§ Provided records

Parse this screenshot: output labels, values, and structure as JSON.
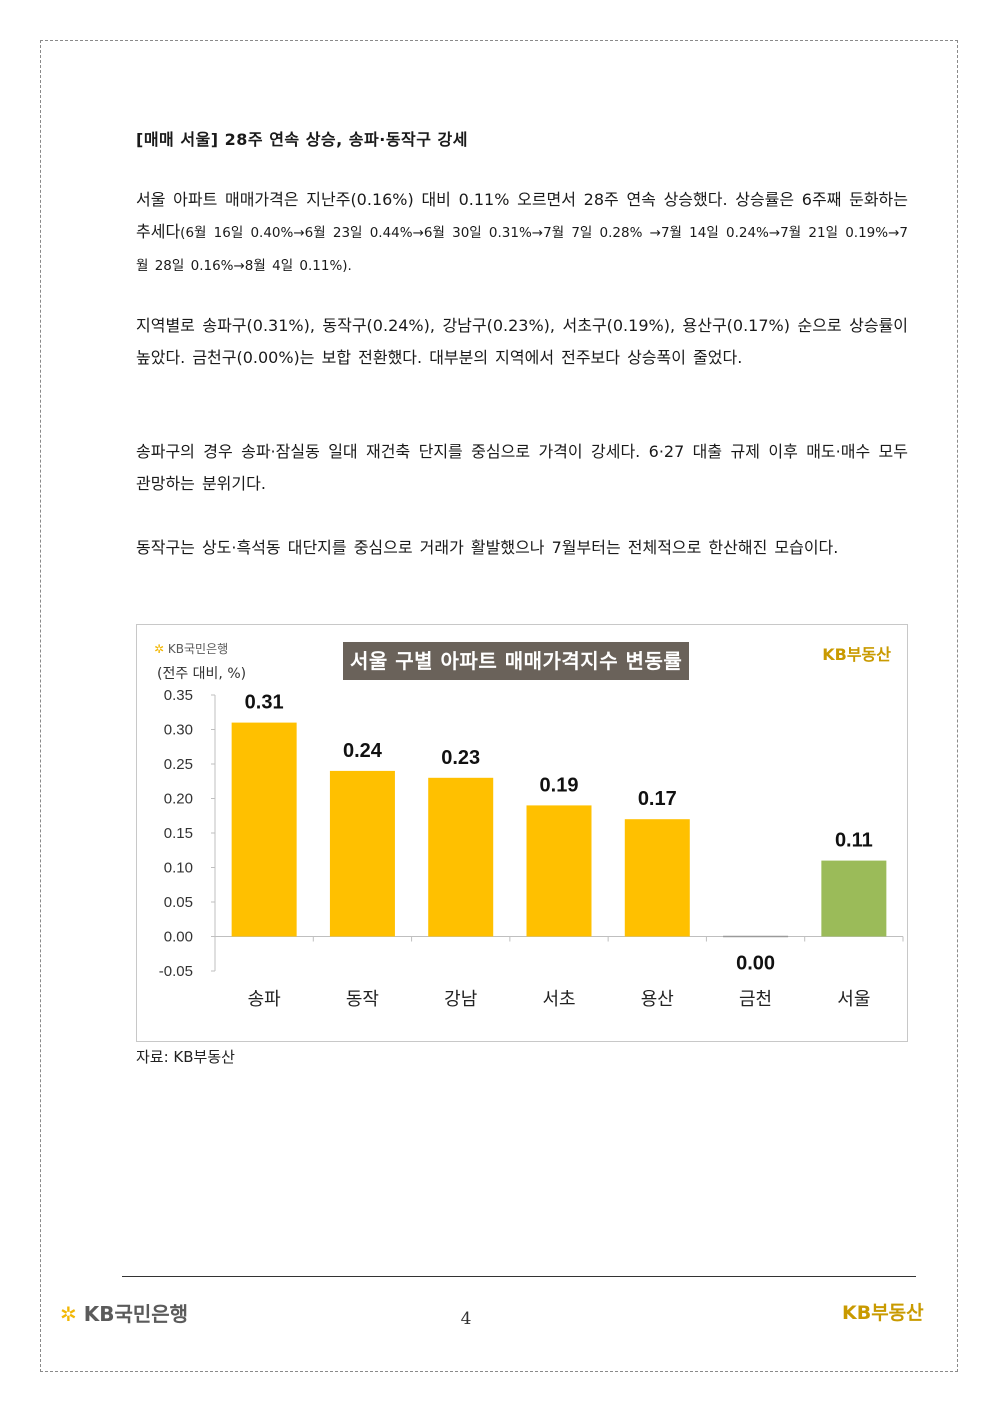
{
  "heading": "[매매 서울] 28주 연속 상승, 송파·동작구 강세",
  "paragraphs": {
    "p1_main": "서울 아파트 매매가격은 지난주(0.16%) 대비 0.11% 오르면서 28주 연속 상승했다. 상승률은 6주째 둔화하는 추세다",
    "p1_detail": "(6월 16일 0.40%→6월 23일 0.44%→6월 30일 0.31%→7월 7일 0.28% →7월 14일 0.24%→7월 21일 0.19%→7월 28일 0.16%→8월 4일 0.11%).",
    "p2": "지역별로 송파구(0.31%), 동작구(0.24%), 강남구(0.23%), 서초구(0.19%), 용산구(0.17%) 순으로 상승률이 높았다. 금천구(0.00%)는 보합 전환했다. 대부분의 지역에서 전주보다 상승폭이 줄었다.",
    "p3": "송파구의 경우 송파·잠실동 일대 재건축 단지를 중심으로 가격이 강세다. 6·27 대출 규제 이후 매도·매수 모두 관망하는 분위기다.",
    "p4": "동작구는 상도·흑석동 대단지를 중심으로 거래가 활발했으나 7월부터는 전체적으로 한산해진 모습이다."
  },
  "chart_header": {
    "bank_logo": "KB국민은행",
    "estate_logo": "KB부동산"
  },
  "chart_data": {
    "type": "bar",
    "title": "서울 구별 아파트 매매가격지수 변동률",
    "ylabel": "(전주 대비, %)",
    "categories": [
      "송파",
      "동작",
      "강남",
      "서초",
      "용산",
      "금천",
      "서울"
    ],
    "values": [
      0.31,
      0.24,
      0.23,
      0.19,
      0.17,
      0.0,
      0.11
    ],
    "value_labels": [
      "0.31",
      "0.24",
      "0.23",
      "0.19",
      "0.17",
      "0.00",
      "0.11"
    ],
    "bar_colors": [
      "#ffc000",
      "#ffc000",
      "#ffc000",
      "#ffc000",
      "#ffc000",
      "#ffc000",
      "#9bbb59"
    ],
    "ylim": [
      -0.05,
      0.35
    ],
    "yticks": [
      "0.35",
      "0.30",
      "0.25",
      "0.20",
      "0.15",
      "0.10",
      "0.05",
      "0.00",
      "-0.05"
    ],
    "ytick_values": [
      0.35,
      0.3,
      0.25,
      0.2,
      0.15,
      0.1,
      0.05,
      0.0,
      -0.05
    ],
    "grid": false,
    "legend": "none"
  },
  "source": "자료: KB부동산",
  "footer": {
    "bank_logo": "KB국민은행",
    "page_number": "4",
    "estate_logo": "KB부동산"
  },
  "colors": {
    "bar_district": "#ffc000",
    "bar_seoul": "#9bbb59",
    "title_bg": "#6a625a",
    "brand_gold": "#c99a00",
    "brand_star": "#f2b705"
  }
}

§ Aim of the exercise
In this exercise, set down all of the data exactly, without the pictures.

§ Exercise result
Parse this screenshot: output labels, values, and structure as JSON.
{
  "heading": "[매매 서울] 28주 연속 상승, 송파·동작구 강세",
  "paragraphs": {
    "p1_main": "서울 아파트 매매가격은 지난주(0.16%) 대비 0.11% 오르면서 28주 연속 상승했다. 상승률은 6주째 둔화하는 추세다",
    "p1_detail": "(6월 16일 0.40%→6월 23일 0.44%→6월 30일 0.31%→7월 7일 0.28% →7월 14일 0.24%→7월 21일 0.19%→7월 28일 0.16%→8월 4일 0.11%).",
    "p2": "지역별로 송파구(0.31%), 동작구(0.24%), 강남구(0.23%), 서초구(0.19%), 용산구(0.17%) 순으로 상승률이 높았다. 금천구(0.00%)는 보합 전환했다. 대부분의 지역에서 전주보다 상승폭이 줄었다.",
    "p3": "송파구의 경우 송파·잠실동 일대 재건축 단지를 중심으로 가격이 강세다. 6·27 대출 규제 이후 매도·매수 모두 관망하는 분위기다.",
    "p4": "동작구는 상도·흑석동 대단지를 중심으로 거래가 활발했으나 7월부터는 전체적으로 한산해진 모습이다."
  },
  "chart_header": {
    "bank_logo": "KB국민은행",
    "estate_logo": "KB부동산"
  },
  "chart_data": {
    "type": "bar",
    "title": "서울 구별 아파트 매매가격지수 변동률",
    "ylabel": "(전주 대비, %)",
    "categories": [
      "송파",
      "동작",
      "강남",
      "서초",
      "용산",
      "금천",
      "서울"
    ],
    "values": [
      0.31,
      0.24,
      0.23,
      0.19,
      0.17,
      0.0,
      0.11
    ],
    "value_labels": [
      "0.31",
      "0.24",
      "0.23",
      "0.19",
      "0.17",
      "0.00",
      "0.11"
    ],
    "bar_colors": [
      "#ffc000",
      "#ffc000",
      "#ffc000",
      "#ffc000",
      "#ffc000",
      "#ffc000",
      "#9bbb59"
    ],
    "ylim": [
      -0.05,
      0.35
    ],
    "yticks": [
      "0.35",
      "0.30",
      "0.25",
      "0.20",
      "0.15",
      "0.10",
      "0.05",
      "0.00",
      "-0.05"
    ],
    "ytick_values": [
      0.35,
      0.3,
      0.25,
      0.2,
      0.15,
      0.1,
      0.05,
      0.0,
      -0.05
    ],
    "grid": false,
    "legend": "none"
  },
  "source": "자료: KB부동산",
  "footer": {
    "bank_logo": "KB국민은행",
    "page_number": "4",
    "estate_logo": "KB부동산"
  },
  "colors": {
    "bar_district": "#ffc000",
    "bar_seoul": "#9bbb59",
    "title_bg": "#6a625a",
    "brand_gold": "#c99a00",
    "brand_star": "#f2b705"
  }
}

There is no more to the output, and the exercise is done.